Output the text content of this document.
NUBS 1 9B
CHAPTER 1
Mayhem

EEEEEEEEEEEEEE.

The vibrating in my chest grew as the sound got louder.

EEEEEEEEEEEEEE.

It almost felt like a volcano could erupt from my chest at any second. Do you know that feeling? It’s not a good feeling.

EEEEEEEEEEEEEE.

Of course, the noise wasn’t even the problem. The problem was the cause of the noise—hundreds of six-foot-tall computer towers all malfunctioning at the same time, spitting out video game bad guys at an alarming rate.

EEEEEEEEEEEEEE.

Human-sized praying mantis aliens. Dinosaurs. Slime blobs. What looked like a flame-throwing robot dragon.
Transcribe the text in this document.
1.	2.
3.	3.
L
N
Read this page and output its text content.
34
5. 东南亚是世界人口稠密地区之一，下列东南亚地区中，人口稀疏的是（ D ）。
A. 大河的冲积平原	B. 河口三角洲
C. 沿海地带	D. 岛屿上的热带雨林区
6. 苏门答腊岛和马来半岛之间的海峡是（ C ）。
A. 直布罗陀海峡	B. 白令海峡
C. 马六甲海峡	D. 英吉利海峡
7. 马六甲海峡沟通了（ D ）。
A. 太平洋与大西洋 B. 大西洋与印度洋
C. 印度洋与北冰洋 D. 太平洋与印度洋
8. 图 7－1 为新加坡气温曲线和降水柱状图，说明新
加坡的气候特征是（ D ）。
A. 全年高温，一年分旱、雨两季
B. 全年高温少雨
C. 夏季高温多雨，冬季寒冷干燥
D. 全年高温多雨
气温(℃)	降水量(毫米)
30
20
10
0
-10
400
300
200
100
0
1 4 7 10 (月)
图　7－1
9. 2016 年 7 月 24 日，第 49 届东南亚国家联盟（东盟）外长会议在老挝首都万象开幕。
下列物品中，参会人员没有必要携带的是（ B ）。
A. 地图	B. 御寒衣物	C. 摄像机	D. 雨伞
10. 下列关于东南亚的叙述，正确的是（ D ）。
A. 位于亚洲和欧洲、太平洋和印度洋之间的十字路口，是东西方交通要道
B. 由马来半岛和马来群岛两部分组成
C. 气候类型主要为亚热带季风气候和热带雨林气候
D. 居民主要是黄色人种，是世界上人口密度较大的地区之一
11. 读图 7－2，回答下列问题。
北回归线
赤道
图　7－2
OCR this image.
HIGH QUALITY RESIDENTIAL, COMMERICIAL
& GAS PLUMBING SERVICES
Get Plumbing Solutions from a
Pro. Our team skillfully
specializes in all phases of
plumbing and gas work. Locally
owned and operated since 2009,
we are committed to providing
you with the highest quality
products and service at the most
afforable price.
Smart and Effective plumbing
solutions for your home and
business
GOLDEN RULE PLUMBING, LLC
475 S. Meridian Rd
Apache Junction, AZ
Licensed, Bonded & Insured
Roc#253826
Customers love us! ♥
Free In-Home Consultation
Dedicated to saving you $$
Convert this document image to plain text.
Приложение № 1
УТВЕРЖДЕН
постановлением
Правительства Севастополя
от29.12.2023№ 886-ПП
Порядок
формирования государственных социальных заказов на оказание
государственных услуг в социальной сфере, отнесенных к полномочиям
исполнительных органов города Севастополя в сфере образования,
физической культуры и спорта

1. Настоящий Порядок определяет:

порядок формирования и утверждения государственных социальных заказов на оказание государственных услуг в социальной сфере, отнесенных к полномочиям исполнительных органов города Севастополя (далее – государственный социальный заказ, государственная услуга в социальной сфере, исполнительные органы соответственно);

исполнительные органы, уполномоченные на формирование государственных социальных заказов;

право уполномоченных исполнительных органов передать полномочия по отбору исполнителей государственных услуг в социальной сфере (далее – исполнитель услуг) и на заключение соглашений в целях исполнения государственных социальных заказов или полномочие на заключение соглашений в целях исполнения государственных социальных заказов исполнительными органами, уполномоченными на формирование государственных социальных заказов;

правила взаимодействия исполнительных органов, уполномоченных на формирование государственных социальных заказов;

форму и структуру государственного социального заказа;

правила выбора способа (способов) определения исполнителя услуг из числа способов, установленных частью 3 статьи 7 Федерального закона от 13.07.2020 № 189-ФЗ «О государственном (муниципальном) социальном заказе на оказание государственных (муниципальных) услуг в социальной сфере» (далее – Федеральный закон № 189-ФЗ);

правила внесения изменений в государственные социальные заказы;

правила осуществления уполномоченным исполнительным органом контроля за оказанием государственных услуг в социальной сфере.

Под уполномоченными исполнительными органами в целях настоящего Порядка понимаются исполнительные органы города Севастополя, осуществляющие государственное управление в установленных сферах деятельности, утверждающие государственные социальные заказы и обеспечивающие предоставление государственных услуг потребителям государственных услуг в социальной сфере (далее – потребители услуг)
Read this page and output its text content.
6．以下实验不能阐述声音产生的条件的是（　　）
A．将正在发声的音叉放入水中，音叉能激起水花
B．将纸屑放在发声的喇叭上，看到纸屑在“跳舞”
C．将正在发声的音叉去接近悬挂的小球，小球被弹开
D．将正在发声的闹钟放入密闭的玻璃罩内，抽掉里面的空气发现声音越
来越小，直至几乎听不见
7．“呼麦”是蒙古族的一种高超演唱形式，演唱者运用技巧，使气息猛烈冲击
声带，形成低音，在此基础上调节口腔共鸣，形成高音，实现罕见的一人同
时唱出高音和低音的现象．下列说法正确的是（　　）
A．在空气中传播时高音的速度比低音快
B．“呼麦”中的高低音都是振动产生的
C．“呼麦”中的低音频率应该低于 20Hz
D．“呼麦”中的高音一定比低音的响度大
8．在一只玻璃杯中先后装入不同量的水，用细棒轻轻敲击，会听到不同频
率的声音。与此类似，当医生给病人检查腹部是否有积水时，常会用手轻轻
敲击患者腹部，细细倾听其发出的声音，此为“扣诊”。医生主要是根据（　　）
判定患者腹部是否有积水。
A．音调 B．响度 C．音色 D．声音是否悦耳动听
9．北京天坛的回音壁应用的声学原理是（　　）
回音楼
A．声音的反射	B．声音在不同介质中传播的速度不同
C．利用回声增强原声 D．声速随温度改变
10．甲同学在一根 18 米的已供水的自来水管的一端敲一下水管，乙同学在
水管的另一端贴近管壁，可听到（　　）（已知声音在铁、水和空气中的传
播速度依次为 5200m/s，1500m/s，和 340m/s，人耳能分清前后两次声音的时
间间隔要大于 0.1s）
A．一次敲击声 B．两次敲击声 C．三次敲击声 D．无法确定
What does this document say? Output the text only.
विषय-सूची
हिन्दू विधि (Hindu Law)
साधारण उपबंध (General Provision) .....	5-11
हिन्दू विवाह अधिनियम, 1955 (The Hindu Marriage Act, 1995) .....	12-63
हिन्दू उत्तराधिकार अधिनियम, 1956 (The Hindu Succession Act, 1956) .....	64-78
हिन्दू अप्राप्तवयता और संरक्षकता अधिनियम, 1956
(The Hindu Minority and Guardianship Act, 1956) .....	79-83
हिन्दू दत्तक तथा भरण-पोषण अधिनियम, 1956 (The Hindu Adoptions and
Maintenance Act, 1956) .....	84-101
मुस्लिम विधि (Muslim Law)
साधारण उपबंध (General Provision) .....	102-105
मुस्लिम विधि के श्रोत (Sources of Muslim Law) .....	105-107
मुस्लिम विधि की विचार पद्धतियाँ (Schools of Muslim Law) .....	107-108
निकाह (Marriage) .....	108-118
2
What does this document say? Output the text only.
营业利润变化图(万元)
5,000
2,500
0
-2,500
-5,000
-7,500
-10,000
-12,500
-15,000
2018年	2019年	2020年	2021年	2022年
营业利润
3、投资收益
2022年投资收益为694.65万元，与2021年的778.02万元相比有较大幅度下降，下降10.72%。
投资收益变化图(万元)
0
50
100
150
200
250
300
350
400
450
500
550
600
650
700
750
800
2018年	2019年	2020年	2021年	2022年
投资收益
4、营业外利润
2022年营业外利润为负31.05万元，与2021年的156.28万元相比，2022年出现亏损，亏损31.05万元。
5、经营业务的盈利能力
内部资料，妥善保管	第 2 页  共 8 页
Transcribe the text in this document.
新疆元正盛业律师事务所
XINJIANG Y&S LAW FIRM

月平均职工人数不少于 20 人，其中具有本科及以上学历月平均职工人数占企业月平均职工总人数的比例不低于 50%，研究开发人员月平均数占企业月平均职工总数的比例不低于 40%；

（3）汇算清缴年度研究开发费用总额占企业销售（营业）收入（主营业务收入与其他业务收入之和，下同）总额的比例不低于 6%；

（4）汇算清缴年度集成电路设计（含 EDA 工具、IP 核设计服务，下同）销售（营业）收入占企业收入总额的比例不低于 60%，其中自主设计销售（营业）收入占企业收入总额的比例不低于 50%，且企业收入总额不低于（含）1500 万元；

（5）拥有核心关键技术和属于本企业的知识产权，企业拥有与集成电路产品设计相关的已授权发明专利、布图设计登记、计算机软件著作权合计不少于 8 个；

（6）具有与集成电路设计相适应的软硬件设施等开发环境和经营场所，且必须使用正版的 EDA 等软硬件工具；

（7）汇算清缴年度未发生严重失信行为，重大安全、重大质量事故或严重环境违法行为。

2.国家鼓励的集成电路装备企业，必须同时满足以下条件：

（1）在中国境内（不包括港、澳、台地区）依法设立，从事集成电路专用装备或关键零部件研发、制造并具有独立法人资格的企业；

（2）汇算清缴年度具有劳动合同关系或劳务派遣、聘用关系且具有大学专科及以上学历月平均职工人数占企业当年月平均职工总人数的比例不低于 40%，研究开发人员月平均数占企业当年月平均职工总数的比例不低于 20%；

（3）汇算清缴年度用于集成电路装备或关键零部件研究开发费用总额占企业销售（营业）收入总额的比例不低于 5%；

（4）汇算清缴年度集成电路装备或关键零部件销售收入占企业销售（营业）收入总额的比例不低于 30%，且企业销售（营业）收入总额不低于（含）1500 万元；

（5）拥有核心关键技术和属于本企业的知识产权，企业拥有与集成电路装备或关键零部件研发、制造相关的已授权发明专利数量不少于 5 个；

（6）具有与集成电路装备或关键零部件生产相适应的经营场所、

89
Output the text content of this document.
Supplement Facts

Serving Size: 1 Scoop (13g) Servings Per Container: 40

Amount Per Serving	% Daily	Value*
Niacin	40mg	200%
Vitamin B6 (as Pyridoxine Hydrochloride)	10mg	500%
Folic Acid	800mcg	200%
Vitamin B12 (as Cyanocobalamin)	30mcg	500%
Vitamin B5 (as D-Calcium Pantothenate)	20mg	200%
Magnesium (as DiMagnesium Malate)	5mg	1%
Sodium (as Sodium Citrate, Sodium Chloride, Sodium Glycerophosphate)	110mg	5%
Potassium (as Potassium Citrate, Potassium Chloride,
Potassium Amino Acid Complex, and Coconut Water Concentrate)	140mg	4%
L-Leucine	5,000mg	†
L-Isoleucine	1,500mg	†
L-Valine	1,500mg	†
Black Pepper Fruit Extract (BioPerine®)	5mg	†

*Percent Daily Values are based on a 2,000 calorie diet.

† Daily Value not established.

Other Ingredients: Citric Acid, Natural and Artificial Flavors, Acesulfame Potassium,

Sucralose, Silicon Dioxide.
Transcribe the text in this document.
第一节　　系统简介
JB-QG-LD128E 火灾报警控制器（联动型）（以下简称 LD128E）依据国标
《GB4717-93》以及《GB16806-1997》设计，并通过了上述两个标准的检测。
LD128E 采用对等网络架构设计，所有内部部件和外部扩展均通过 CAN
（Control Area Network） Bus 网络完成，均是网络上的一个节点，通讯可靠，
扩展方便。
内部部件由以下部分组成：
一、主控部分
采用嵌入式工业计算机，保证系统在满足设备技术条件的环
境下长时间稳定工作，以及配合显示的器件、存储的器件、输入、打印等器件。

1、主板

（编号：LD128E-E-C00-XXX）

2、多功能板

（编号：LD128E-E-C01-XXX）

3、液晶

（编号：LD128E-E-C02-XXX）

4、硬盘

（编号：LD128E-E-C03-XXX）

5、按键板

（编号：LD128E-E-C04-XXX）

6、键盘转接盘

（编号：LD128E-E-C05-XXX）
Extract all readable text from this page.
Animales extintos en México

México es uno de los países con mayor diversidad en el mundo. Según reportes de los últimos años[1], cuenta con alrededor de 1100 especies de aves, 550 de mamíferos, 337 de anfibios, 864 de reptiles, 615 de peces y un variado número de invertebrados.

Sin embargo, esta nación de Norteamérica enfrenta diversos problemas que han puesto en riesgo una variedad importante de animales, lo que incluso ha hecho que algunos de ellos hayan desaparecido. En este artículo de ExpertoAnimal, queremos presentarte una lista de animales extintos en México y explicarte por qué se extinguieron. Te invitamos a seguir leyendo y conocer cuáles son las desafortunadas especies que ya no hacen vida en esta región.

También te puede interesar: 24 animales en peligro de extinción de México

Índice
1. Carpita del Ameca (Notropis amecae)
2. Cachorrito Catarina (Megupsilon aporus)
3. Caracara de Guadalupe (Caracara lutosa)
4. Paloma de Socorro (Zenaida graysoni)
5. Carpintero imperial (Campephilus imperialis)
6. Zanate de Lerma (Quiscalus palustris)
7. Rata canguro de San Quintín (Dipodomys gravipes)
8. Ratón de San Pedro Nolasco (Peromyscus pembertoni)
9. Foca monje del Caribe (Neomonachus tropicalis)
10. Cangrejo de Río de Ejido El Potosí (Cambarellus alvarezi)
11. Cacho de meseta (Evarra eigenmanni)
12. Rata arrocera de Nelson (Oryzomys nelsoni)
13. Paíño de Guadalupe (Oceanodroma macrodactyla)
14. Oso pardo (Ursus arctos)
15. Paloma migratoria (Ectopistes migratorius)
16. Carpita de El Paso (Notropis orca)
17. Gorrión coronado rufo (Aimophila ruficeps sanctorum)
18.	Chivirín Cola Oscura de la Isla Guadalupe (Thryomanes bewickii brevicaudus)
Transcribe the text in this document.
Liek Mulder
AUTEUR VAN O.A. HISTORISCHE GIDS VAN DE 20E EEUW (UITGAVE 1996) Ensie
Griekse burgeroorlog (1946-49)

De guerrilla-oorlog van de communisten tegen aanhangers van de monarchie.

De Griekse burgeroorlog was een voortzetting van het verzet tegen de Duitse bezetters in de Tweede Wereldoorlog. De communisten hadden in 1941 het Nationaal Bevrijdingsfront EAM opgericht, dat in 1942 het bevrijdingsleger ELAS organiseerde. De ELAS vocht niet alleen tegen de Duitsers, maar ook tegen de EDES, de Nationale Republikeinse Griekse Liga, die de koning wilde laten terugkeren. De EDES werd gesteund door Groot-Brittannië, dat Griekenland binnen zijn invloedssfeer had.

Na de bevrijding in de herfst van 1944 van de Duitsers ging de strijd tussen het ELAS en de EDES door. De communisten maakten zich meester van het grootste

[What needs to be done] In the entries above, locate every line with the word "Севастополя" and copy it.

[Completed task]
Правительства Севастополя
исполнительных органов города Севастополя в сфере образования,
порядок формирования и утверждения государственных социальных заказов на оказание государственных услуг в социальной сфере, отнесенных к полномочиям исполнительных органов города Севастополя (далее – государственный социальный заказ, государственная услуга в социальной сфере, исполнительные органы соответственно);
Под уполномоченными исполнительными органами в целях настоящего Порядка понимаются исполнительные органы города Севастополя, осуществляющие государственное управление в установленных сферах деятельности, утверждающие государственные социальные заказы и обеспечивающие предоставление государственных услуг потребителям государственных услуг в социальной сфере (далее – потребители услуг)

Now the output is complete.